> Exercise: Every line that contains "commands" counts once; give the total number of such lines, with no other words.

> Extracted data:
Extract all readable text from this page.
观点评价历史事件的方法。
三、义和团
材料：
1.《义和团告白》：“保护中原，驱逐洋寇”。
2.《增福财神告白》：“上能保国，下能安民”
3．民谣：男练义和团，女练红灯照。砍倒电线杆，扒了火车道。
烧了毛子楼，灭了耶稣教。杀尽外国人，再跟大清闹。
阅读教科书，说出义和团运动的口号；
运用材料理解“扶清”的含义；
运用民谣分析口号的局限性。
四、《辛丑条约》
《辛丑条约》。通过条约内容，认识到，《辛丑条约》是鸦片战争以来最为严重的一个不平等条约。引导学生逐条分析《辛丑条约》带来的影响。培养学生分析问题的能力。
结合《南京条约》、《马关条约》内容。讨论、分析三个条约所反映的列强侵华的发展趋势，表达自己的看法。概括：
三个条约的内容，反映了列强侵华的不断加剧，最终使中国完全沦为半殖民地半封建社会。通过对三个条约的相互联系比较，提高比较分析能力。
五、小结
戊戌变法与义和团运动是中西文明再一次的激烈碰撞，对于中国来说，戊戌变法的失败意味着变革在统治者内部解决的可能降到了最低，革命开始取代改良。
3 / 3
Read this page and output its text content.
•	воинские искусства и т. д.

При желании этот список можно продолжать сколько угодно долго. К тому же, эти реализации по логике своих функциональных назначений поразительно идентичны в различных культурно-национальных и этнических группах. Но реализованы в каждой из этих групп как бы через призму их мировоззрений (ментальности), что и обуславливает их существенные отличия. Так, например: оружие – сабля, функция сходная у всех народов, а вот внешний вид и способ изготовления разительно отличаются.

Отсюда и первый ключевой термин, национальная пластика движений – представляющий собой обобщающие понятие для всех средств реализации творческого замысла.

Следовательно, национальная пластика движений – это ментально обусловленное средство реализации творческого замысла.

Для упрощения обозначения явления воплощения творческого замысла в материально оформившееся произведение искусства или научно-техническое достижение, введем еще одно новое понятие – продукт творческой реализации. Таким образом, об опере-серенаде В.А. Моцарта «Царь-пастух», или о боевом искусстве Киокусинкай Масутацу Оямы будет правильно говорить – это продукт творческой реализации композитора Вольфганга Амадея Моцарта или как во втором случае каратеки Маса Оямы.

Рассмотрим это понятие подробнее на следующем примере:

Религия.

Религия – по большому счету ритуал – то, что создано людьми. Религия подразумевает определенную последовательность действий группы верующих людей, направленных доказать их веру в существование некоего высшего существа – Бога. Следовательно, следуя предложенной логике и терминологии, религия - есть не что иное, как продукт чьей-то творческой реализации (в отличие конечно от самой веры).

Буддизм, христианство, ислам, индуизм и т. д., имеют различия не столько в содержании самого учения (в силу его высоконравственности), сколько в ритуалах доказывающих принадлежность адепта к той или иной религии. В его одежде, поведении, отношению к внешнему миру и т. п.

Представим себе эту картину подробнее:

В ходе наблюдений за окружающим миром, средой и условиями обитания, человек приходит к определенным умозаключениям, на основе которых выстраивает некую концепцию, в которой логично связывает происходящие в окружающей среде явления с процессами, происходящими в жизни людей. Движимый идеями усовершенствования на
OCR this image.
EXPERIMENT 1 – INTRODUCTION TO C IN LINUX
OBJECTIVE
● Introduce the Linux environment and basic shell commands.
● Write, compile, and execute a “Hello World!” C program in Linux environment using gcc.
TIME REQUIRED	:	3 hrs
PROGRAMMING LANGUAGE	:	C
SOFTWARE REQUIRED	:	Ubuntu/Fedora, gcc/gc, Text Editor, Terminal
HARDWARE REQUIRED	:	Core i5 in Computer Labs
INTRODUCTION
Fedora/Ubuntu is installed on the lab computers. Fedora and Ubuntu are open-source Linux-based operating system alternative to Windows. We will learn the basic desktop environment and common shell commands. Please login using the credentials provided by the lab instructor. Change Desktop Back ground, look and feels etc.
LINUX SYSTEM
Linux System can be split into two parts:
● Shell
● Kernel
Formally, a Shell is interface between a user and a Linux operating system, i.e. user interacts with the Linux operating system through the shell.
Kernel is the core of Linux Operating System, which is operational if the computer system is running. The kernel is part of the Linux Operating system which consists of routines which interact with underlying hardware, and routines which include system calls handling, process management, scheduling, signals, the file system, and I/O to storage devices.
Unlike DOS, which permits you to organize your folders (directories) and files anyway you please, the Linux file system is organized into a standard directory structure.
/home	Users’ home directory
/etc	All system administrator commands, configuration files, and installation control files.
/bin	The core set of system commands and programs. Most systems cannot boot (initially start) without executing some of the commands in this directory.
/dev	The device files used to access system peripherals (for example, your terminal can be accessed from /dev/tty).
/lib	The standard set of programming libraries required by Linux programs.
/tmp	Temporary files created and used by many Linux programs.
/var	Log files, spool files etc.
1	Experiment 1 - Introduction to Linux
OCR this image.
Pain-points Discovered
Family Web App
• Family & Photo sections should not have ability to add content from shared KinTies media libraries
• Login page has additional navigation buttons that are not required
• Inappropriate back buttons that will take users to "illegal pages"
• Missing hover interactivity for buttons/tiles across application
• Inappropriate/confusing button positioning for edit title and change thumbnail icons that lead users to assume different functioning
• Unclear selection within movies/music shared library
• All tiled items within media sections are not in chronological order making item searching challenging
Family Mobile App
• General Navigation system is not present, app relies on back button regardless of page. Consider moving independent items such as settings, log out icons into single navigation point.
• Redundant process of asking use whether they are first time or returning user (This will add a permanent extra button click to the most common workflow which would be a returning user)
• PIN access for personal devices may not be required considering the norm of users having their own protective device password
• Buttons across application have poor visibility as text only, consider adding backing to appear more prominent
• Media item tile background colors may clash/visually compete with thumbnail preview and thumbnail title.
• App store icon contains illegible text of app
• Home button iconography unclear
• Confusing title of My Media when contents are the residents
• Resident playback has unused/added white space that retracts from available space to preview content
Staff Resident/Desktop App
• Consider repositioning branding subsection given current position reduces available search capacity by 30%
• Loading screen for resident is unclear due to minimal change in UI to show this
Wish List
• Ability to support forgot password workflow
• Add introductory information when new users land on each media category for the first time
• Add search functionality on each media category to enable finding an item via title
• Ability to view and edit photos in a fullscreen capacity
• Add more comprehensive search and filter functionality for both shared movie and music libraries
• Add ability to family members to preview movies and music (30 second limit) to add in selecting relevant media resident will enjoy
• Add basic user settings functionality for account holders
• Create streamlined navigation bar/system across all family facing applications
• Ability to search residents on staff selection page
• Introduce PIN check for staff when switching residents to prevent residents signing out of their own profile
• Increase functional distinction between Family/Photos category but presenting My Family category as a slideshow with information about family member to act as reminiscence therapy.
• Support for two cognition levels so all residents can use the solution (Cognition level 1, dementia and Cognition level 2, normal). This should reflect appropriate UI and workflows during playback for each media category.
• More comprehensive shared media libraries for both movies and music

> Full answer: 4